## [Task]
Return every line of the data below that includes the string "إنتر".

## [Data lines]
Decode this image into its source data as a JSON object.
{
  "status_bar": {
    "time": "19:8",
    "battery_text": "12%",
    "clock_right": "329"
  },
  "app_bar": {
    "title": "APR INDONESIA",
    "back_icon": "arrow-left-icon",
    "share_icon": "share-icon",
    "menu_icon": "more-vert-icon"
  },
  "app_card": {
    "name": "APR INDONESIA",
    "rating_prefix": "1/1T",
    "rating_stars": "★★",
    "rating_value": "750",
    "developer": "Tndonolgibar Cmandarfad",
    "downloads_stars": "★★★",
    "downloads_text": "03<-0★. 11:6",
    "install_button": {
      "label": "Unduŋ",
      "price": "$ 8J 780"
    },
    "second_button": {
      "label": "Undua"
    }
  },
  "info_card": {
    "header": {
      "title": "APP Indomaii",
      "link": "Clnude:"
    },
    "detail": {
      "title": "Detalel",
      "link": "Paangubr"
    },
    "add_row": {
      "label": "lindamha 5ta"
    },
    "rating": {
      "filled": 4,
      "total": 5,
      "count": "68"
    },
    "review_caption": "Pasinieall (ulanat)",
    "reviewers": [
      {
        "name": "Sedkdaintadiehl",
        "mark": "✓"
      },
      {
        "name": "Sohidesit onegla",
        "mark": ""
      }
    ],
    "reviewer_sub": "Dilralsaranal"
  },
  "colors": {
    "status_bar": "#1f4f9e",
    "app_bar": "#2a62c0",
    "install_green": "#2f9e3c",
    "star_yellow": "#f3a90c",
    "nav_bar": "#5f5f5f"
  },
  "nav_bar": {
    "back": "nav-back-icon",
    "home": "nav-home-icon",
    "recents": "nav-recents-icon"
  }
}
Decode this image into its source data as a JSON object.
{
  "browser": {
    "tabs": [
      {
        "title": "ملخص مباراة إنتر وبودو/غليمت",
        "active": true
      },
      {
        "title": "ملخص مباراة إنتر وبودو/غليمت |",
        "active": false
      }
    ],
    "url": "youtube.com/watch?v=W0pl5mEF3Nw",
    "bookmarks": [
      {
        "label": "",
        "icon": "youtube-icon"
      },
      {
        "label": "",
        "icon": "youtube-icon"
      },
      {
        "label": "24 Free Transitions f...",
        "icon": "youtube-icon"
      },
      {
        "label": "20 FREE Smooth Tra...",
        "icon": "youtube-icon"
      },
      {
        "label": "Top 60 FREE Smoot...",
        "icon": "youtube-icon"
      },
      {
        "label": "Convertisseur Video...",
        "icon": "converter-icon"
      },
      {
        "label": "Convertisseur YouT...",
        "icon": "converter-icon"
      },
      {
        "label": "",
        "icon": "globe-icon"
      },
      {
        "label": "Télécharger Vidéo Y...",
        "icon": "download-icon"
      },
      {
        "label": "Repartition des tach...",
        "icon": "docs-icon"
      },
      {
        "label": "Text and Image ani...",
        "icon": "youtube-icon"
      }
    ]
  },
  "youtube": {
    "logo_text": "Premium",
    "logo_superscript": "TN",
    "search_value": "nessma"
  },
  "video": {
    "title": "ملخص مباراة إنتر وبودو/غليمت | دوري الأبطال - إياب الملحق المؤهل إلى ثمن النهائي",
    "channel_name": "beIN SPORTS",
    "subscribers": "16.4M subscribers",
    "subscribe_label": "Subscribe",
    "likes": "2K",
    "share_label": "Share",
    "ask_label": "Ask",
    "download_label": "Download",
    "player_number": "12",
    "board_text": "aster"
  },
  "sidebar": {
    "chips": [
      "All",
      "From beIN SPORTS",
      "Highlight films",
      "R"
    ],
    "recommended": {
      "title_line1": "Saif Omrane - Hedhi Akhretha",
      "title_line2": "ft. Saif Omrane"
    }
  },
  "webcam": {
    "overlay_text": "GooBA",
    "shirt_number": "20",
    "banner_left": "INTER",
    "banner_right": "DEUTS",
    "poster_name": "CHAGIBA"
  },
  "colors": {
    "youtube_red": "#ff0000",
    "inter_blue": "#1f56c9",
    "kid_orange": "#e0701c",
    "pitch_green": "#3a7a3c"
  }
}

## [The output]
        "title": "ملخص مباراة إنتر وبودو/غليمت",
        "title": "ملخص مباراة إنتر وبودو/غليمت |",
    "title": "ملخص مباراة إنتر وبودو/غليمت | دوري الأبطال - إياب الملحق المؤهل إلى ثمن النهائي",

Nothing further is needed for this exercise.